■ **EXERCISE OBJECTIVE**: Rewrite the data below, replacing each occurrence of "series-line-denoised" with "denoised-curve" and keeping everything else the same.

※

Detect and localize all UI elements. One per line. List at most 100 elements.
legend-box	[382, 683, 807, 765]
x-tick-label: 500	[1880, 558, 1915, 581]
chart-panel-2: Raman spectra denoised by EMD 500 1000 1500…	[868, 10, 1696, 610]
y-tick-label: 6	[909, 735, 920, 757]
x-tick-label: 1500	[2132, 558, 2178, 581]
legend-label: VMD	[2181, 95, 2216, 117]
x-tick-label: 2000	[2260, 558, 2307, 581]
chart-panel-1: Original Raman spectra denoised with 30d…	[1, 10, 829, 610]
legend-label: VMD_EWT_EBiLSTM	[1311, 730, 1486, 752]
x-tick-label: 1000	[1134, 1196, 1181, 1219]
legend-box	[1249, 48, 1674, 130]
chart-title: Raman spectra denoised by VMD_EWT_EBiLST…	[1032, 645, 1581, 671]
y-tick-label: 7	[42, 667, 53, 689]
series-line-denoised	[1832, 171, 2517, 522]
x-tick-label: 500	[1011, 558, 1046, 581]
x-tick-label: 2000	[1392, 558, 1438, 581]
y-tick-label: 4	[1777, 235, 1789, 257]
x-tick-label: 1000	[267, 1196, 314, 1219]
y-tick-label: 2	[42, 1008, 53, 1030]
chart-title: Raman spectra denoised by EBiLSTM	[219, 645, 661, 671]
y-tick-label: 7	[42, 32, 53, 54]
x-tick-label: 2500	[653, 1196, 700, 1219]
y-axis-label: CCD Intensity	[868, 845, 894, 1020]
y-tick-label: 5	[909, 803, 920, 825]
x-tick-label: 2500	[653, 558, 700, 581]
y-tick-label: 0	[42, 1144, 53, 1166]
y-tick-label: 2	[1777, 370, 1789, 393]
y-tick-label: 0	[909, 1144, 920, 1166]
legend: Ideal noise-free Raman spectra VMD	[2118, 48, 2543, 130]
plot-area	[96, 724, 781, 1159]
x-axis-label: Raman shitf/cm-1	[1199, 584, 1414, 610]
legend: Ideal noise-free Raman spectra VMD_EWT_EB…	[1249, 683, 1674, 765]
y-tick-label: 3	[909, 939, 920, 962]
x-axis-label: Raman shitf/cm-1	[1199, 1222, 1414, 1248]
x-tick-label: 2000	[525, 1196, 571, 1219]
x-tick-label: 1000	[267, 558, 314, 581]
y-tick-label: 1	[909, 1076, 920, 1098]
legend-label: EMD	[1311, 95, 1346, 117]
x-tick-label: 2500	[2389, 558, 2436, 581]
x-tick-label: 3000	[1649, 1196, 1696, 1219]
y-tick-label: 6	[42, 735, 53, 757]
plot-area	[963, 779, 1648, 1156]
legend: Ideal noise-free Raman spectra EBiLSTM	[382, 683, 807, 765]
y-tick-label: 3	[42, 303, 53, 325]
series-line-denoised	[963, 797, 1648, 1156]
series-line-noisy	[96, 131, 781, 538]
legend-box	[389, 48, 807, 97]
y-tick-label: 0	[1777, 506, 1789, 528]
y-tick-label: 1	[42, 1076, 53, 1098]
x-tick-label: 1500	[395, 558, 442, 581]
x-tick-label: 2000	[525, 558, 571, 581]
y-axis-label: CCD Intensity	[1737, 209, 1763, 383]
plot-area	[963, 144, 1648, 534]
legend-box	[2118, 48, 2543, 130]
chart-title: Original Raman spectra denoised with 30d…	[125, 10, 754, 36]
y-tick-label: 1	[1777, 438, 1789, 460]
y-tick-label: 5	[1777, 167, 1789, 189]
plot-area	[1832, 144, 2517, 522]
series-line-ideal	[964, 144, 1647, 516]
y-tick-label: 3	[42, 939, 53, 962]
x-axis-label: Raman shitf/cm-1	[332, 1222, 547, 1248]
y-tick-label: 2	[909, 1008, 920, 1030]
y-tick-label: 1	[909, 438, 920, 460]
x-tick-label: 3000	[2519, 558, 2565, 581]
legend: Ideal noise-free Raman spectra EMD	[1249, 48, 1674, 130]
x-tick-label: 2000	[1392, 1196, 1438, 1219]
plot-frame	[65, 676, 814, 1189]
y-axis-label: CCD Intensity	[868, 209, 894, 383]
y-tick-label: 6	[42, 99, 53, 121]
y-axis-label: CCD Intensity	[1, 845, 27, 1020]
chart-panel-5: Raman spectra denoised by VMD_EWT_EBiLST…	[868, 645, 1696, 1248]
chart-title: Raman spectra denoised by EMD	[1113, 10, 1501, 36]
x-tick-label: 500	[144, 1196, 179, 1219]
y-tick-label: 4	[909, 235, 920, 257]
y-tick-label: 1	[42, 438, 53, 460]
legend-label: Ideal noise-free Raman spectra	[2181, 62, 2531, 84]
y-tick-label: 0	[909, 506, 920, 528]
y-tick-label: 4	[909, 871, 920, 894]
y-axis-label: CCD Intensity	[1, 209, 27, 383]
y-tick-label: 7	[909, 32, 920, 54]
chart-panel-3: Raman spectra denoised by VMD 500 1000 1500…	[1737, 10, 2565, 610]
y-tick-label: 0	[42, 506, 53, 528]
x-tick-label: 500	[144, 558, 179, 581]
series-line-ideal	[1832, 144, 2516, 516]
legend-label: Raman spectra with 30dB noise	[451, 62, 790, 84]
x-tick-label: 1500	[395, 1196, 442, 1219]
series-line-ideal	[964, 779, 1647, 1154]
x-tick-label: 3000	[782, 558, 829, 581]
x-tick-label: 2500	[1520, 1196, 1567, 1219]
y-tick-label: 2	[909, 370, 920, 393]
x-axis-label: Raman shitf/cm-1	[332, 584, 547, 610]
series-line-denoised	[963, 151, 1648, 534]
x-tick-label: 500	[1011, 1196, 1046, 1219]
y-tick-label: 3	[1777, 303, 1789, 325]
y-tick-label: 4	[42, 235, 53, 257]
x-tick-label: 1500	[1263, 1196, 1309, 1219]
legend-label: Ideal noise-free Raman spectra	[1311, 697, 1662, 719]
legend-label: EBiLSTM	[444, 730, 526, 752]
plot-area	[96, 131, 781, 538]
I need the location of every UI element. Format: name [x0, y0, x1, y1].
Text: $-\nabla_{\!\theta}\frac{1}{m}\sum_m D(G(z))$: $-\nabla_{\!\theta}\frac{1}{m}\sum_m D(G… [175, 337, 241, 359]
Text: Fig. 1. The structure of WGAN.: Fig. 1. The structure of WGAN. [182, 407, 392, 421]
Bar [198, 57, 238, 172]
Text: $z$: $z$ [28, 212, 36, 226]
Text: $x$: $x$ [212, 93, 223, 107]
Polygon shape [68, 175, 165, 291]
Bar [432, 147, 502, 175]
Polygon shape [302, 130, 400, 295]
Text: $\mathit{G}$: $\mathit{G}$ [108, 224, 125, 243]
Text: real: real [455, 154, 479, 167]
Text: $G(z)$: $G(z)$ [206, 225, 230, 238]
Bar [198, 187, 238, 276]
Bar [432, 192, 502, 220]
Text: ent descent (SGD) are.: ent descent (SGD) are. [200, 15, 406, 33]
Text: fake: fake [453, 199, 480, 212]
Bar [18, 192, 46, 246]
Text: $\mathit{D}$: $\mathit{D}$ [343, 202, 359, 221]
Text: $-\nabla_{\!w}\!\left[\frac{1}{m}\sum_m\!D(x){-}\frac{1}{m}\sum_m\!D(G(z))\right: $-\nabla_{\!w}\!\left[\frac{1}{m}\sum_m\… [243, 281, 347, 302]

※

■ **RESPONSE TO THE EXERCISE**:
Detect and localize all UI elements. One per line. List at most 100 elements.
legend-box	[382, 683, 807, 765]
x-tick-label: 500	[1880, 558, 1915, 581]
chart-panel-2: Raman spectra denoised by EMD 500 1000 1500…	[868, 10, 1696, 610]
y-tick-label: 6	[909, 735, 920, 757]
x-tick-label: 1500	[2132, 558, 2178, 581]
legend-label: VMD	[2181, 95, 2216, 117]
x-tick-label: 2000	[2260, 558, 2307, 581]
chart-panel-1: Original Raman spectra denoised with 30d…	[1, 10, 829, 610]
legend-label: VMD_EWT_EBiLSTM	[1311, 730, 1486, 752]
x-tick-label: 1000	[1134, 1196, 1181, 1219]
legend-box	[1249, 48, 1674, 130]
chart-title: Raman spectra denoised by VMD_EWT_EBiLST…	[1032, 645, 1581, 671]
y-tick-label: 7	[42, 667, 53, 689]
denoised-curve	[1832, 171, 2517, 522]
x-tick-label: 500	[1011, 558, 1046, 581]
x-tick-label: 2000	[1392, 558, 1438, 581]
y-tick-label: 4	[1777, 235, 1789, 257]
x-tick-label: 1000	[267, 1196, 314, 1219]
y-tick-label: 2	[42, 1008, 53, 1030]
chart-title: Raman spectra denoised by EBiLSTM	[219, 645, 661, 671]
y-tick-label: 7	[42, 32, 53, 54]
x-tick-label: 2500	[653, 1196, 700, 1219]
y-axis-label: CCD Intensity	[868, 845, 894, 1020]
y-tick-label: 5	[909, 803, 920, 825]
x-tick-label: 2500	[653, 558, 700, 581]
y-tick-label: 0	[42, 1144, 53, 1166]
y-tick-label: 2	[1777, 370, 1789, 393]
y-tick-label: 0	[909, 1144, 920, 1166]
legend: Ideal noise-free Raman spectra VMD	[2118, 48, 2543, 130]
plot-area	[96, 724, 781, 1159]
x-axis-label: Raman shitf/cm-1	[1199, 584, 1414, 610]
legend: Ideal noise-free Raman spectra VMD_EWT_EB…	[1249, 683, 1674, 765]
y-tick-label: 3	[909, 939, 920, 962]
x-axis-label: Raman shitf/cm-1	[1199, 1222, 1414, 1248]
x-tick-label: 2000	[525, 1196, 571, 1219]
x-tick-label: 1000	[267, 558, 314, 581]
y-tick-label: 1	[909, 1076, 920, 1098]
legend-label: EMD	[1311, 95, 1346, 117]
x-tick-label: 2500	[2389, 558, 2436, 581]
x-tick-label: 3000	[1649, 1196, 1696, 1219]
y-tick-label: 6	[42, 735, 53, 757]
plot-area	[963, 779, 1648, 1156]
legend: Ideal noise-free Raman spectra EBiLSTM	[382, 683, 807, 765]
y-tick-label: 3	[42, 303, 53, 325]
denoised-curve	[963, 797, 1648, 1156]
series-line-noisy	[96, 131, 781, 538]
legend-box	[389, 48, 807, 97]
y-tick-label: 0	[1777, 506, 1789, 528]
y-tick-label: 1	[42, 1076, 53, 1098]
x-tick-label: 1500	[395, 558, 442, 581]
x-tick-label: 2000	[525, 558, 571, 581]
y-axis-label: CCD Intensity	[1737, 209, 1763, 383]
plot-area	[963, 144, 1648, 534]
legend-box	[2118, 48, 2543, 130]
chart-title: Original Raman spectra denoised with 30d…	[125, 10, 754, 36]
y-tick-label: 1	[1777, 438, 1789, 460]
y-tick-label: 5	[1777, 167, 1789, 189]
plot-area	[1832, 144, 2517, 522]
series-line-ideal	[964, 144, 1647, 516]
y-tick-label: 3	[42, 939, 53, 962]
x-axis-label: Raman shitf/cm-1	[332, 1222, 547, 1248]
y-tick-label: 2	[909, 1008, 920, 1030]
y-tick-label: 1	[909, 438, 920, 460]
x-tick-label: 3000	[2519, 558, 2565, 581]
legend: Ideal noise-free Raman spectra EMD	[1249, 48, 1674, 130]
x-tick-label: 2000	[1392, 1196, 1438, 1219]
plot-frame	[65, 676, 814, 1189]
y-axis-label: CCD Intensity	[868, 209, 894, 383]
y-tick-label: 6	[42, 99, 53, 121]
y-axis-label: CCD Intensity	[1, 845, 27, 1020]
chart-panel-5: Raman spectra denoised by VMD_EWT_EBiLST…	[868, 645, 1696, 1248]
chart-title: Raman spectra denoised by EMD	[1113, 10, 1501, 36]
x-tick-label: 500	[144, 1196, 179, 1219]
y-tick-label: 4	[909, 235, 920, 257]
y-tick-label: 1	[42, 438, 53, 460]
legend-label: Ideal noise-free Raman spectra	[2181, 62, 2531, 84]
y-tick-label: 0	[909, 506, 920, 528]
y-tick-label: 4	[909, 871, 920, 894]
y-axis-label: CCD Intensity	[1, 209, 27, 383]
y-tick-label: 7	[909, 32, 920, 54]
chart-panel-3: Raman spectra denoised by VMD 500 1000 1500…	[1737, 10, 2565, 610]
y-tick-label: 0	[42, 506, 53, 528]
x-tick-label: 500	[144, 558, 179, 581]
series-line-ideal	[1832, 144, 2516, 516]
legend-label: Raman spectra with 30dB noise	[451, 62, 790, 84]
x-tick-label: 1500	[395, 1196, 442, 1219]
series-line-ideal	[964, 779, 1647, 1154]
x-tick-label: 3000	[782, 558, 829, 581]
x-tick-label: 2500	[1520, 1196, 1567, 1219]
y-tick-label: 2	[909, 370, 920, 393]
x-axis-label: Raman shitf/cm-1	[332, 584, 547, 610]
denoised-curve	[963, 151, 1648, 534]
x-tick-label: 500	[1011, 1196, 1046, 1219]
y-tick-label: 3	[1777, 303, 1789, 325]
y-tick-label: 4	[42, 235, 53, 257]
x-tick-label: 1500	[1263, 1196, 1309, 1219]
legend-label: Ideal noise-free Raman spectra	[1311, 697, 1662, 719]
legend-label: EBiLSTM	[444, 730, 526, 752]
plot-area	[96, 131, 781, 538]
I need the location of every UI element. Format: name [x0, y0, x1, y1].
Text: $-\nabla_{\!\theta}\frac{1}{m}\sum_m D(G(z))$: $-\nabla_{\!\theta}\frac{1}{m}\sum_m D(G… [175, 337, 241, 359]
Text: Fig. 1. The structure of WGAN.: Fig. 1. The structure of WGAN. [182, 407, 392, 421]
Bar [198, 57, 238, 172]
Text: $z$: $z$ [28, 212, 36, 226]
Text: $x$: $x$ [212, 93, 223, 107]
Polygon shape [68, 175, 165, 291]
Bar [432, 147, 502, 175]
Polygon shape [302, 130, 400, 295]
Text: $\mathit{G}$: $\mathit{G}$ [108, 224, 125, 243]
Text: real: real [455, 154, 479, 167]
Text: $G(z)$: $G(z)$ [206, 225, 230, 238]
Bar [198, 187, 238, 276]
Bar [432, 192, 502, 220]
Text: ent descent (SGD) are.: ent descent (SGD) are. [200, 15, 406, 33]
Text: fake: fake [453, 199, 480, 212]
Bar [18, 192, 46, 246]
Text: $\mathit{D}$: $\mathit{D}$ [343, 202, 359, 221]
Text: $-\nabla_{\!w}\!\left[\frac{1}{m}\sum_m\!D(x){-}\frac{1}{m}\sum_m\!D(G(z))\right: $-\nabla_{\!w}\!\left[\frac{1}{m}\sum_m\… [243, 281, 347, 302]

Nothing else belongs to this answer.